═══ Input records

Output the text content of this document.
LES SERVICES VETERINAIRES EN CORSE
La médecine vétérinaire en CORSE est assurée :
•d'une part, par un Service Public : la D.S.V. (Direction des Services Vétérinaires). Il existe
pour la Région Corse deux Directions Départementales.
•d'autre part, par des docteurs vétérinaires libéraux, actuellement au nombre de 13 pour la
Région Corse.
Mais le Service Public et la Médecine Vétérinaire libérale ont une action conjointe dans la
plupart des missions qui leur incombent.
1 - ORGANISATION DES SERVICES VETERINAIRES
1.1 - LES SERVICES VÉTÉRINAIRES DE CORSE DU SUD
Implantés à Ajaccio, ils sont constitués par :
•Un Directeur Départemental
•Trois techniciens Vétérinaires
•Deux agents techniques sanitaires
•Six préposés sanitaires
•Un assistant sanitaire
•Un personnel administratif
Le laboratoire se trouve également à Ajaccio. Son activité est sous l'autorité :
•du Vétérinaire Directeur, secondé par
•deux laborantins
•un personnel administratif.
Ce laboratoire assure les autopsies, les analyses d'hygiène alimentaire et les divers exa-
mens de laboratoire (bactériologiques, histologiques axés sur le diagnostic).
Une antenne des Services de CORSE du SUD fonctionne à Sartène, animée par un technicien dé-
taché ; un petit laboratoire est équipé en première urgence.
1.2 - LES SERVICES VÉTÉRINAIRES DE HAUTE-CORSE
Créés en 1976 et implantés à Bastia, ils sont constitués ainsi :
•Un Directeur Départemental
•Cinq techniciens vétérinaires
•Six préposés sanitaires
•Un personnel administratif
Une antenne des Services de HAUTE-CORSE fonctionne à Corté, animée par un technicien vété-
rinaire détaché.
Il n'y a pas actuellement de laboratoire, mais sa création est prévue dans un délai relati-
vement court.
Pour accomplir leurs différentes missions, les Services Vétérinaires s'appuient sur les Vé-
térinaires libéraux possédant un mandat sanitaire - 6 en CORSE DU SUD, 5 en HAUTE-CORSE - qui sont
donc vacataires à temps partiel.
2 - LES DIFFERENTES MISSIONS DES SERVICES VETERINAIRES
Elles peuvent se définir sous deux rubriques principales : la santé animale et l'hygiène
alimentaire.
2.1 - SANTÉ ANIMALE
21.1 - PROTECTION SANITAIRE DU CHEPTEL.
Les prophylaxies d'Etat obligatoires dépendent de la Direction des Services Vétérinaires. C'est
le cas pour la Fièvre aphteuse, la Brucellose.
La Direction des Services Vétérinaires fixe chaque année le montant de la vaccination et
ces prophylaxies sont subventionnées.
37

══════

■ Task instructions:
Nothing should be changed: write out all of the data as is.

■ Finished task:
Output the text content of this document.
LES SERVICES VETERINAIRES EN CORSE
La médecine vétérinaire en CORSE est assurée :
•d'une part, par un Service Public : la D.S.V. (Direction des Services Vétérinaires). Il existe
pour la Région Corse deux Directions Départementales.
•d'autre part, par des docteurs vétérinaires libéraux, actuellement au nombre de 13 pour la
Région Corse.
Mais le Service Public et la Médecine Vétérinaire libérale ont une action conjointe dans la
plupart des missions qui leur incombent.
1 - ORGANISATION DES SERVICES VETERINAIRES
1.1 - LES SERVICES VÉTÉRINAIRES DE CORSE DU SUD
Implantés à Ajaccio, ils sont constitués par :
•Un Directeur Départemental
•Trois techniciens Vétérinaires
•Deux agents techniques sanitaires
•Six préposés sanitaires
•Un assistant sanitaire
•Un personnel administratif
Le laboratoire se trouve également à Ajaccio. Son activité est sous l'autorité :
•du Vétérinaire Directeur, secondé par
•deux laborantins
•un personnel administratif.
Ce laboratoire assure les autopsies, les analyses d'hygiène alimentaire et les divers exa-
mens de laboratoire (bactériologiques, histologiques axés sur le diagnostic).
Une antenne des Services de CORSE du SUD fonctionne à Sartène, animée par un technicien dé-
taché ; un petit laboratoire est équipé en première urgence.
1.2 - LES SERVICES VÉTÉRINAIRES DE HAUTE-CORSE
Créés en 1976 et implantés à Bastia, ils sont constitués ainsi :
•Un Directeur Départemental
•Cinq techniciens vétérinaires
•Six préposés sanitaires
•Un personnel administratif
Une antenne des Services de HAUTE-CORSE fonctionne à Corté, animée par un technicien vété-
rinaire détaché.
Il n'y a pas actuellement de laboratoire, mais sa création est prévue dans un délai relati-
vement court.
Pour accomplir leurs différentes missions, les Services Vétérinaires s'appuient sur les Vé-
térinaires libéraux possédant un mandat sanitaire - 6 en CORSE DU SUD, 5 en HAUTE-CORSE - qui sont
donc vacataires à temps partiel.
2 - LES DIFFERENTES MISSIONS DES SERVICES VETERINAIRES
Elles peuvent se définir sous deux rubriques principales : la santé animale et l'hygiène
alimentaire.
2.1 - SANTÉ ANIMALE
21.1 - PROTECTION SANITAIRE DU CHEPTEL.
Les prophylaxies d'Etat obligatoires dépendent de la Direction des Services Vétérinaires. C'est
le cas pour la Fièvre aphteuse, la Brucellose.
La Direction des Services Vétérinaires fixe chaque année le montant de la vaccination et
ces prophylaxies sont subventionnées.
37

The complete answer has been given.